**TASKS TO CARRY OUT**.
**1.** From the wine tasting post below, list every wine served for tasting at the morning seminar.
**2.** For each statement, say whether the wine tasting post below supports it, and quote the words that decide it: (a) The writer traveled to New York by train. (b) Joe Roberts went to the Pasternak tasting with the writer. (c) The seminar's winemakers came from Pasternak's clients in Italy.

A few weeks ago, I went up to the In Pursuit of Balance (IPoB) Tasting in New York. While I was there I ran into Donna White, whom I follow on Twitter, and she invited me to the Pasternak Wine Imports a couple of weeks later. (Full disclosure: I went to IPoB with Joe Roberts, aka 1winedude, and the invitation just happened to be proffered to both me and the Dude while he was standing next to me, coincidence?)
Well, it turned out that Joe could not make the tasting–he was off at some exclusive junket instead (no, he did not invite me to that one). Nonetheless, the invitation stood, and after convincing my wife that I “needed” to go, I was back on my way up to NYC.
I took the train up, which I enjoy for no other reason that it provides plenty of fodder for this blog. Usually, I see at least three or four crazy people to observe, write about, and pray that they don’t notice me staring at them. Well, this ride was tragically boring. No fights between couples, no parents smacking their children, and no drunks getting kicked off the train. In fact, there was absolutely nothing until twenty minutes outside of Penn Station when the guy next to me pulled out an old-fashioned razor–they type that my father used to use. I was a little nervous since I have watched a lot of old cop shows on TV, and have seen what crazy people can do with a razor blade.
It would have been a bit odd for me to get up right away, since the train really had not slowed down yet. So I sat there and watched as he proceeded to shave his head. I am no expert on baldheadedness, but in my opinion, he was already quite bald with no sign of hair. Maybe he wanted to look his best for his girlfriend. Or his parole officer.
I figured that this met my daily quota for crazy (or at least odd), so I got off the train and headed uptown.
The tasting in the morning was a seminar with winemakers from several of Pasternak’s clients in France discussing the influence and importance of terroir in their wines. In all, there were six wines for us to taste: a champagne, a Pouilly-Fumé (Sauvignon Blanc), a white Châteauneuf-du-Pape, and three red Bordeaux.

**MATERIAL PROVIDED**.

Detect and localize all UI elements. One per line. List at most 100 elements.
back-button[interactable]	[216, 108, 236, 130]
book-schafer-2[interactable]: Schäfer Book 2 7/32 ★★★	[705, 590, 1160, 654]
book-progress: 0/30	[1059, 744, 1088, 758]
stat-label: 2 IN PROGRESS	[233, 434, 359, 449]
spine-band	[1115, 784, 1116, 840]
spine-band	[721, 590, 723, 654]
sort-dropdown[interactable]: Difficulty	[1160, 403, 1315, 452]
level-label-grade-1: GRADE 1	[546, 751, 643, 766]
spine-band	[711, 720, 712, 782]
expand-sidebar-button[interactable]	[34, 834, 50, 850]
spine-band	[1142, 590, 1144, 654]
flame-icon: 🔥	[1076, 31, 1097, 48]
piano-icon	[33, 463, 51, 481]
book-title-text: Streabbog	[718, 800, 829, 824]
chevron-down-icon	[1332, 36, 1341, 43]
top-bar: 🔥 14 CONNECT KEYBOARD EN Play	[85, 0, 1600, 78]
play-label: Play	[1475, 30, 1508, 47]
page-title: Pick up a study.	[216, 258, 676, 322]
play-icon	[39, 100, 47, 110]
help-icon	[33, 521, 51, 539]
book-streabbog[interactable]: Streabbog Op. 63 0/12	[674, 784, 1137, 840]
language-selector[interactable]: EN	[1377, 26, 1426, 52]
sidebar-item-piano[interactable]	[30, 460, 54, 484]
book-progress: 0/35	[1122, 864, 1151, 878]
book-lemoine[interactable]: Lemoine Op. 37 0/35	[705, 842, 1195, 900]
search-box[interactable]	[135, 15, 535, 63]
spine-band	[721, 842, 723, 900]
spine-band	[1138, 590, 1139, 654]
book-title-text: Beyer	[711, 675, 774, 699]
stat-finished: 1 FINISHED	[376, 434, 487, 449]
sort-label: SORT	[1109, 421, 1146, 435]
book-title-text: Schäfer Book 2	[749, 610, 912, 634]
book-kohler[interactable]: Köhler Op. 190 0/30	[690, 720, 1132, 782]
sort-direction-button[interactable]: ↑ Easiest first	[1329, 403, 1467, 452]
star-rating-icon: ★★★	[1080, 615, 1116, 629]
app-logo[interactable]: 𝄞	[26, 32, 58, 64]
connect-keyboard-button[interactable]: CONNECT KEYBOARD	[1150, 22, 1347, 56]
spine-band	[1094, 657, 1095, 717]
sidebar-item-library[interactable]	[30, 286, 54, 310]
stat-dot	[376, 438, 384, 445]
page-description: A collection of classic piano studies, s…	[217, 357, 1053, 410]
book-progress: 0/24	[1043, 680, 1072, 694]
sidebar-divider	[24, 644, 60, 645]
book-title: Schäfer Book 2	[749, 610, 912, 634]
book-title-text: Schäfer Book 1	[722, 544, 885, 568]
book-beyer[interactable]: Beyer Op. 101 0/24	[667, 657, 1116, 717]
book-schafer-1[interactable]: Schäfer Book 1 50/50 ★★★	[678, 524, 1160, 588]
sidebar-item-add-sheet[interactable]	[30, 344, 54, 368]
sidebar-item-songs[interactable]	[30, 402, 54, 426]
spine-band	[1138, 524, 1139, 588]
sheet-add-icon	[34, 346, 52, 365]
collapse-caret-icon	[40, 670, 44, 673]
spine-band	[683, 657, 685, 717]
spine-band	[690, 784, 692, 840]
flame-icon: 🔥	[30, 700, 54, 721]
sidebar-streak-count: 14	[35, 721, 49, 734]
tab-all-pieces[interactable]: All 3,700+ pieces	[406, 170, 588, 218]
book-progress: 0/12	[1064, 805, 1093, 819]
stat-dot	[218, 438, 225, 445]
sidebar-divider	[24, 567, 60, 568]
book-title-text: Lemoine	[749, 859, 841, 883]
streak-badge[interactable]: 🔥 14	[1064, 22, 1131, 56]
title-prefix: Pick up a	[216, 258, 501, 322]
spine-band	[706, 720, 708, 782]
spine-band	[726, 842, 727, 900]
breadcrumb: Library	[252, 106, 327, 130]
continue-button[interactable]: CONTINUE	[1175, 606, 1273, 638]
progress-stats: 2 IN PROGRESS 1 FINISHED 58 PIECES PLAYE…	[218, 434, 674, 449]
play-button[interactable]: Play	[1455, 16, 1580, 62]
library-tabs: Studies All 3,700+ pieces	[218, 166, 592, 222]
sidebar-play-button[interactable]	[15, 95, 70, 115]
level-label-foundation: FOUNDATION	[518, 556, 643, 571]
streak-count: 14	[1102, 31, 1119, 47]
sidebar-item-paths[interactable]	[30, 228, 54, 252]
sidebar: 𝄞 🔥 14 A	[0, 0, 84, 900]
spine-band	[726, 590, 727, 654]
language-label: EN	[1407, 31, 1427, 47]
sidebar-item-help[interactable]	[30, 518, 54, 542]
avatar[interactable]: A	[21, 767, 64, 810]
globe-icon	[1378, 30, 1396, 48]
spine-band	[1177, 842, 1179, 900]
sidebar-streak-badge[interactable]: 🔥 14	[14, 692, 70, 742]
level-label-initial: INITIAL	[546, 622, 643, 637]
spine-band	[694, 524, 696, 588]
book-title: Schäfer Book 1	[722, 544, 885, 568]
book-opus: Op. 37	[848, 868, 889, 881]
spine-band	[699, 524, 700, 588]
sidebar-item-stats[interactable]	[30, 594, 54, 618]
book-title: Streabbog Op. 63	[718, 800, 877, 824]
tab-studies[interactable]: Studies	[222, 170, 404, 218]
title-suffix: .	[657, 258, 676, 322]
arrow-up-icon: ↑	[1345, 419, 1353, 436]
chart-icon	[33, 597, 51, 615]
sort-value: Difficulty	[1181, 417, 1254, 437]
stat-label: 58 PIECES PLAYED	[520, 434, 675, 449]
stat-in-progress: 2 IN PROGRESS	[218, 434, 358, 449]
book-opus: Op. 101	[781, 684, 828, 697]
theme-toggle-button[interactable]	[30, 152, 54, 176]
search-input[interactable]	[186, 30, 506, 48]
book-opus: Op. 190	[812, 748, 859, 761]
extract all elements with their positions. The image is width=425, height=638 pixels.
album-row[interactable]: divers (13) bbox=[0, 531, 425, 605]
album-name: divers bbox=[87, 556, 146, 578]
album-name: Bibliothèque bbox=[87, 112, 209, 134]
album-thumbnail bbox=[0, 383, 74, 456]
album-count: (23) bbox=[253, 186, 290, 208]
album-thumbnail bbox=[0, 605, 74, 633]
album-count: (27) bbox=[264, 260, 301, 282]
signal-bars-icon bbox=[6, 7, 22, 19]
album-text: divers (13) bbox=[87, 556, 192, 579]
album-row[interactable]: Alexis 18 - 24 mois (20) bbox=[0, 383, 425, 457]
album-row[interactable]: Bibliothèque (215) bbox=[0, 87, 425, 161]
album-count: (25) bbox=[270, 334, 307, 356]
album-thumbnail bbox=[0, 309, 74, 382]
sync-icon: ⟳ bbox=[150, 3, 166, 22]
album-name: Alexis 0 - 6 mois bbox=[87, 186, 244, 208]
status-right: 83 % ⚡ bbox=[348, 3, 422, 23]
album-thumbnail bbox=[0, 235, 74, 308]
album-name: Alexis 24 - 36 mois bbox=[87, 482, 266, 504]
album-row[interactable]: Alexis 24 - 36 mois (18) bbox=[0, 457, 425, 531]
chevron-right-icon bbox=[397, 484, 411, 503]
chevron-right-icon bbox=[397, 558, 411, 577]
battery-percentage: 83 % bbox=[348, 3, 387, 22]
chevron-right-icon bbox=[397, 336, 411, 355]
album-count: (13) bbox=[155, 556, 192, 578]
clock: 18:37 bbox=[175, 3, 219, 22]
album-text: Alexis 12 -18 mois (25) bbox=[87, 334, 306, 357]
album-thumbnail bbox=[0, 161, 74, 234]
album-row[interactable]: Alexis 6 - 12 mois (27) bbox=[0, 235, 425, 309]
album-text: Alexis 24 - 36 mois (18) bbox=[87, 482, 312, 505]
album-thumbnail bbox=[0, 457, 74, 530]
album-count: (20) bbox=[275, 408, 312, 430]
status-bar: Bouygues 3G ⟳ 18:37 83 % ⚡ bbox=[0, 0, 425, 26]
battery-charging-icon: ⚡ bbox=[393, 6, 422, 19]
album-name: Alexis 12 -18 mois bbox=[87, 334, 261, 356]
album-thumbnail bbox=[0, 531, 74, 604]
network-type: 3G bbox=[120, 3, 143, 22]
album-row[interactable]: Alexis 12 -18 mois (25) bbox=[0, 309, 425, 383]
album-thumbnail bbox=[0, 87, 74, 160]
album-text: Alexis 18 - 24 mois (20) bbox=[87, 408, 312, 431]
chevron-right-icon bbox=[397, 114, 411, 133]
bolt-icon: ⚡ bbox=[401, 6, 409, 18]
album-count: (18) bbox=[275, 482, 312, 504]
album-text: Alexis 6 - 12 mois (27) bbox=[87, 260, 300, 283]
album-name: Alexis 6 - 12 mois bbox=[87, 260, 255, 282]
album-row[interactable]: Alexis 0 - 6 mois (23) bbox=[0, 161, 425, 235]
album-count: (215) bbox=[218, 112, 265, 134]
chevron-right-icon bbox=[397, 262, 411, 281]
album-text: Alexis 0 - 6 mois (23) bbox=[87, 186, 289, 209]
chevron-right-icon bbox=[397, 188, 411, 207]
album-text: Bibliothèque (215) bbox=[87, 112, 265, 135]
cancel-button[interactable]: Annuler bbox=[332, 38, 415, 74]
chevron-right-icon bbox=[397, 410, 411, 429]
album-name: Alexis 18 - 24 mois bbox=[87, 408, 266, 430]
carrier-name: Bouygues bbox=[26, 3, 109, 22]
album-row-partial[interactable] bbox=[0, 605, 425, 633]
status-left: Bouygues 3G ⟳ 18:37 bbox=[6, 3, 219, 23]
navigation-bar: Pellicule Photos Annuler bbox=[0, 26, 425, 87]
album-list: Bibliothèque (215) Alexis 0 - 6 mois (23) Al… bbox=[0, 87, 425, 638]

**OUTPUTS IN ORDER**.
**1.**
- a champagne
- a Pouilly-Fumé (Sauvignon Blanc)
- a white Châteauneuf-du-Pape
- three red Bordeaux

**2.**
(a) Yes: "I took the train up"
(b) No: "it turned out that Joe could not make the tasting"
(c) No: "winemakers from several of Pasternak’s clients in France"